**What the task asks:** Reproduce the whole listing, character for character.

- Opening Delimiter -

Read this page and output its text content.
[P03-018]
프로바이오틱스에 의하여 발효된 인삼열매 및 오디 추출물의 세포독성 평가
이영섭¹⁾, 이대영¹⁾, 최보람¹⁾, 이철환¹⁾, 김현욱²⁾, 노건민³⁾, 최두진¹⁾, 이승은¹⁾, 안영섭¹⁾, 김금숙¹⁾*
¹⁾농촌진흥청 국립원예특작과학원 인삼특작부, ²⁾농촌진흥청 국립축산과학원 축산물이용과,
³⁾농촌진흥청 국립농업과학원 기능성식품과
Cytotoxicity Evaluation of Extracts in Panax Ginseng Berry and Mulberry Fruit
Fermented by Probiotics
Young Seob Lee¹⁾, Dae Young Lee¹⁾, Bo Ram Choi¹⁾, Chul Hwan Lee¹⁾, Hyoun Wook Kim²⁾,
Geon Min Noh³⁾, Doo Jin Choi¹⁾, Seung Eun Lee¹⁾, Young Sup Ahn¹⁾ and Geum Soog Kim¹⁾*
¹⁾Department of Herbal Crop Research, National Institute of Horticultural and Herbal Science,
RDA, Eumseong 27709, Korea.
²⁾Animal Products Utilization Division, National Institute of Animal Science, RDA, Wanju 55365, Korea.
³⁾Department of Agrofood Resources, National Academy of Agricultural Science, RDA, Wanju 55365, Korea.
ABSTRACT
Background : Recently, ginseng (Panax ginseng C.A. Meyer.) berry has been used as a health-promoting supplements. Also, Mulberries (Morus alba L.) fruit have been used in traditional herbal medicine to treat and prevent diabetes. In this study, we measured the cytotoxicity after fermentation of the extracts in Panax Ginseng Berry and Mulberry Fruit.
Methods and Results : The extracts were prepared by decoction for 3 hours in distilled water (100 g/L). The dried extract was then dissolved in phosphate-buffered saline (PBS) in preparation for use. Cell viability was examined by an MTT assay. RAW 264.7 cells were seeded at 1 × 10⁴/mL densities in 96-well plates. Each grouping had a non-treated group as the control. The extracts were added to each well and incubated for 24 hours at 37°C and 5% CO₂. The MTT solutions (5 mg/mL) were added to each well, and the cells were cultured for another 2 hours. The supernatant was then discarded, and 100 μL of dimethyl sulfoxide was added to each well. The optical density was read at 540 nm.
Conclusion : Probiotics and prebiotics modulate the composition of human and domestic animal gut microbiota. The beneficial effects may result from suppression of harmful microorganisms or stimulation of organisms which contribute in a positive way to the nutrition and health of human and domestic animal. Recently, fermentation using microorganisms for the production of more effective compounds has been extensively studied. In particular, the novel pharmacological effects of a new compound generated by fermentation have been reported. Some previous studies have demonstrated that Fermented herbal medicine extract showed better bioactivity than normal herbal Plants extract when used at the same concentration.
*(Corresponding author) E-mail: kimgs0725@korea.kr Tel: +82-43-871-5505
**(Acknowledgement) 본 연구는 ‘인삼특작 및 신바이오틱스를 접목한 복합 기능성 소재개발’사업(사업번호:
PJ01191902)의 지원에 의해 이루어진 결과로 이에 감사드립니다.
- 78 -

- Closing Delimiter -

**Solution:**
Read this page and output its text content.
[P03-018]
프로바이오틱스에 의하여 발효된 인삼열매 및 오디 추출물의 세포독성 평가
이영섭¹⁾, 이대영¹⁾, 최보람¹⁾, 이철환¹⁾, 김현욱²⁾, 노건민³⁾, 최두진¹⁾, 이승은¹⁾, 안영섭¹⁾, 김금숙¹⁾*
¹⁾농촌진흥청 국립원예특작과학원 인삼특작부, ²⁾농촌진흥청 국립축산과학원 축산물이용과,
³⁾농촌진흥청 국립농업과학원 기능성식품과
Cytotoxicity Evaluation of Extracts in Panax Ginseng Berry and Mulberry Fruit
Fermented by Probiotics
Young Seob Lee¹⁾, Dae Young Lee¹⁾, Bo Ram Choi¹⁾, Chul Hwan Lee¹⁾, Hyoun Wook Kim²⁾,
Geon Min Noh³⁾, Doo Jin Choi¹⁾, Seung Eun Lee¹⁾, Young Sup Ahn¹⁾ and Geum Soog Kim¹⁾*
¹⁾Department of Herbal Crop Research, National Institute of Horticultural and Herbal Science,
RDA, Eumseong 27709, Korea.
²⁾Animal Products Utilization Division, National Institute of Animal Science, RDA, Wanju 55365, Korea.
³⁾Department of Agrofood Resources, National Academy of Agricultural Science, RDA, Wanju 55365, Korea.
ABSTRACT
Background : Recently, ginseng (Panax ginseng C.A. Meyer.) berry has been used as a health-promoting supplements. Also, Mulberries (Morus alba L.) fruit have been used in traditional herbal medicine to treat and prevent diabetes. In this study, we measured the cytotoxicity after fermentation of the extracts in Panax Ginseng Berry and Mulberry Fruit.
Methods and Results : The extracts were prepared by decoction for 3 hours in distilled water (100 g/L). The dried extract was then dissolved in phosphate-buffered saline (PBS) in preparation for use. Cell viability was examined by an MTT assay. RAW 264.7 cells were seeded at 1 × 10⁴/mL densities in 96-well plates. Each grouping had a non-treated group as the control. The extracts were added to each well and incubated for 24 hours at 37°C and 5% CO₂. The MTT solutions (5 mg/mL) were added to each well, and the cells were cultured for another 2 hours. The supernatant was then discarded, and 100 μL of dimethyl sulfoxide was added to each well. The optical density was read at 540 nm.
Conclusion : Probiotics and prebiotics modulate the composition of human and domestic animal gut microbiota. The beneficial effects may result from suppression of harmful microorganisms or stimulation of organisms which contribute in a positive way to the nutrition and health of human and domestic animal. Recently, fermentation using microorganisms for the production of more effective compounds has been extensively studied. In particular, the novel pharmacological effects of a new compound generated by fermentation have been reported. Some previous studies have demonstrated that Fermented herbal medicine extract showed better bioactivity than normal herbal Plants extract when used at the same concentration.
*(Corresponding author) E-mail: kimgs0725@korea.kr Tel: +82-43-871-5505
**(Acknowledgement) 본 연구는 ‘인삼특작 및 신바이오틱스를 접목한 복합 기능성 소재개발’사업(사업번호:
PJ01191902)의 지원에 의해 이루어진 결과로 이에 감사드립니다.
- 78 -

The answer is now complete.